- [WHAT IS EXPECTED] Copy each line exactly. Leave nothing out.

◆ ◆ ◆ ◆ ◆

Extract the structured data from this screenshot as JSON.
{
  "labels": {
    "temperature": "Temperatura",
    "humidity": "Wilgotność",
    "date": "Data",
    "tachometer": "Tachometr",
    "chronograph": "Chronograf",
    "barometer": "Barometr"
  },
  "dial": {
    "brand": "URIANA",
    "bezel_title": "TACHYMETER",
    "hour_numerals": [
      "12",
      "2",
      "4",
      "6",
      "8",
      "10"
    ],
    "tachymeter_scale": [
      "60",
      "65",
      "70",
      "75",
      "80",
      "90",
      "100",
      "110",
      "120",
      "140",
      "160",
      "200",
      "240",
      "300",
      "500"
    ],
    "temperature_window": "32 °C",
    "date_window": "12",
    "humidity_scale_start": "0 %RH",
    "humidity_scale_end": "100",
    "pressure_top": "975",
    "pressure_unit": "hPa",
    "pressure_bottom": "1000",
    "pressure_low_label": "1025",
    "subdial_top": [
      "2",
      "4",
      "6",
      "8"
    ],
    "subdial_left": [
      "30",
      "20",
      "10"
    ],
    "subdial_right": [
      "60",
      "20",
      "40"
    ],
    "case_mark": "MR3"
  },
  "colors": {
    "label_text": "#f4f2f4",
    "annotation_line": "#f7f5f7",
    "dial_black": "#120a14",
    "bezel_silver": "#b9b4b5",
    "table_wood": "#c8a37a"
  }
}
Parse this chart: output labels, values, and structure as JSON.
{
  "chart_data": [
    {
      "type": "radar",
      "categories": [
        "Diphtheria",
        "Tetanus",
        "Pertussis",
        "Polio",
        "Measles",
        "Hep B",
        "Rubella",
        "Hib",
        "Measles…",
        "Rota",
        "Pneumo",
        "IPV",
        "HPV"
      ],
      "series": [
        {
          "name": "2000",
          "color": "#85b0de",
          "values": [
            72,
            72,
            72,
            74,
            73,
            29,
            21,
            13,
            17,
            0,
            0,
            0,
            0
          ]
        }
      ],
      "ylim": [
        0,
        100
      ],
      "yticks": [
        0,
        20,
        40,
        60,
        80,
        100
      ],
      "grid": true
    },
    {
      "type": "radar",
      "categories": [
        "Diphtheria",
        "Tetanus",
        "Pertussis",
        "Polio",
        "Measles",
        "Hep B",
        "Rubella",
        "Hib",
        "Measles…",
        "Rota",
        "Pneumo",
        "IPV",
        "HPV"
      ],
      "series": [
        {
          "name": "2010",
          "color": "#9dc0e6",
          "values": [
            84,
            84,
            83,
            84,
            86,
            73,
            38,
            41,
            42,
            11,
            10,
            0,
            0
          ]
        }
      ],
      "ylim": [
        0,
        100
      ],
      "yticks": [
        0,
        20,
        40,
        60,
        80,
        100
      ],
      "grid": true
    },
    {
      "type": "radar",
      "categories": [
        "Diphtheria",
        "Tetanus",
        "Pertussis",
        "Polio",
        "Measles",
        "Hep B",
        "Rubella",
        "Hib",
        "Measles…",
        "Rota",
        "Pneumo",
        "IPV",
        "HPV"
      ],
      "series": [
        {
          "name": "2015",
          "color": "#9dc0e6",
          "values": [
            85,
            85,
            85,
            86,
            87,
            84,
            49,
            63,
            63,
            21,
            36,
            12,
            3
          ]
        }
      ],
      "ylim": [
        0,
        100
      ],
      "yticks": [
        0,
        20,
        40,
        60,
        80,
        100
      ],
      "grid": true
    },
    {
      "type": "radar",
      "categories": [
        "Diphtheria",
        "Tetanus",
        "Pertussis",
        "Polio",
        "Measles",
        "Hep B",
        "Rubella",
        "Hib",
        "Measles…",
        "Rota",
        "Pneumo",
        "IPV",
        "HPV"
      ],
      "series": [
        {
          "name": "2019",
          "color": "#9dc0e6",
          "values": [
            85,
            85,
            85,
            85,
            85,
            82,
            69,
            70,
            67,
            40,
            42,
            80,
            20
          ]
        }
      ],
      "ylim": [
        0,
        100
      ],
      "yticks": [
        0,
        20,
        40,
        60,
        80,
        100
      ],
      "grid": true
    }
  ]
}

◆ ◆ ◆ ◆ ◆

- [FINISHED EXERCISE]
Extract the structured data from this screenshot as JSON.
{
  "labels": {
    "temperature": "Temperatura",
    "humidity": "Wilgotność",
    "date": "Data",
    "tachometer": "Tachometr",
    "chronograph": "Chronograf",
    "barometer": "Barometr"
  },
  "dial": {
    "brand": "URIANA",
    "bezel_title": "TACHYMETER",
    "hour_numerals": [
      "12",
      "2",
      "4",
      "6",
      "8",
      "10"
    ],
    "tachymeter_scale": [
      "60",
      "65",
      "70",
      "75",
      "80",
      "90",
      "100",
      "110",
      "120",
      "140",
      "160",
      "200",
      "240",
      "300",
      "500"
    ],
    "temperature_window": "32 °C",
    "date_window": "12",
    "humidity_scale_start": "0 %RH",
    "humidity_scale_end": "100",
    "pressure_top": "975",
    "pressure_unit": "hPa",
    "pressure_bottom": "1000",
    "pressure_low_label": "1025",
    "subdial_top": [
      "2",
      "4",
      "6",
      "8"
    ],
    "subdial_left": [
      "30",
      "20",
      "10"
    ],
    "subdial_right": [
      "60",
      "20",
      "40"
    ],
    "case_mark": "MR3"
  },
  "colors": {
    "label_text": "#f4f2f4",
    "annotation_line": "#f7f5f7",
    "dial_black": "#120a14",
    "bezel_silver": "#b9b4b5",
    "table_wood": "#c8a37a"
  }
}
Parse this chart: output labels, values, and structure as JSON.
{
  "chart_data": [
    {
      "type": "radar",
      "categories": [
        "Diphtheria",
        "Tetanus",
        "Pertussis",
        "Polio",
        "Measles",
        "Hep B",
        "Rubella",
        "Hib",
        "Measles…",
        "Rota",
        "Pneumo",
        "IPV",
        "HPV"
      ],
      "series": [
        {
          "name": "2000",
          "color": "#85b0de",
          "values": [
            72,
            72,
            72,
            74,
            73,
            29,
            21,
            13,
            17,
            0,
            0,
            0,
            0
          ]
        }
      ],
      "ylim": [
        0,
        100
      ],
      "yticks": [
        0,
        20,
        40,
        60,
        80,
        100
      ],
      "grid": true
    },
    {
      "type": "radar",
      "categories": [
        "Diphtheria",
        "Tetanus",
        "Pertussis",
        "Polio",
        "Measles",
        "Hep B",
        "Rubella",
        "Hib",
        "Measles…",
        "Rota",
        "Pneumo",
        "IPV",
        "HPV"
      ],
      "series": [
        {
          "name": "2010",
          "color": "#9dc0e6",
          "values": [
            84,
            84,
            83,
            84,
            86,
            73,
            38,
            41,
            42,
            11,
            10,
            0,
            0
          ]
        }
      ],
      "ylim": [
        0,
        100
      ],
      "yticks": [
        0,
        20,
        40,
        60,
        80,
        100
      ],
      "grid": true
    },
    {
      "type": "radar",
      "categories": [
        "Diphtheria",
        "Tetanus",
        "Pertussis",
        "Polio",
        "Measles",
        "Hep B",
        "Rubella",
        "Hib",
        "Measles…",
        "Rota",
        "Pneumo",
        "IPV",
        "HPV"
      ],
      "series": [
        {
          "name": "2015",
          "color": "#9dc0e6",
          "values": [
            85,
            85,
            85,
            86,
            87,
            84,
            49,
            63,
            63,
            21,
            36,
            12,
            3
          ]
        }
      ],
      "ylim": [
        0,
        100
      ],
      "yticks": [
        0,
        20,
        40,
        60,
        80,
        100
      ],
      "grid": true
    },
    {
      "type": "radar",
      "categories": [
        "Diphtheria",
        "Tetanus",
        "Pertussis",
        "Polio",
        "Measles",
        "Hep B",
        "Rubella",
        "Hib",
        "Measles…",
        "Rota",
        "Pneumo",
        "IPV",
        "HPV"
      ],
      "series": [
        {
          "name": "2019",
          "color": "#9dc0e6",
          "values": [
            85,
            85,
            85,
            85,
            85,
            82,
            69,
            70,
            67,
            40,
            42,
            80,
            20
          ]
        }
      ],
      "ylim": [
        0,
        100
      ],
      "yticks": [
        0,
        20,
        40,
        60,
        80,
        100
      ],
      "grid": true
    }
  ]
}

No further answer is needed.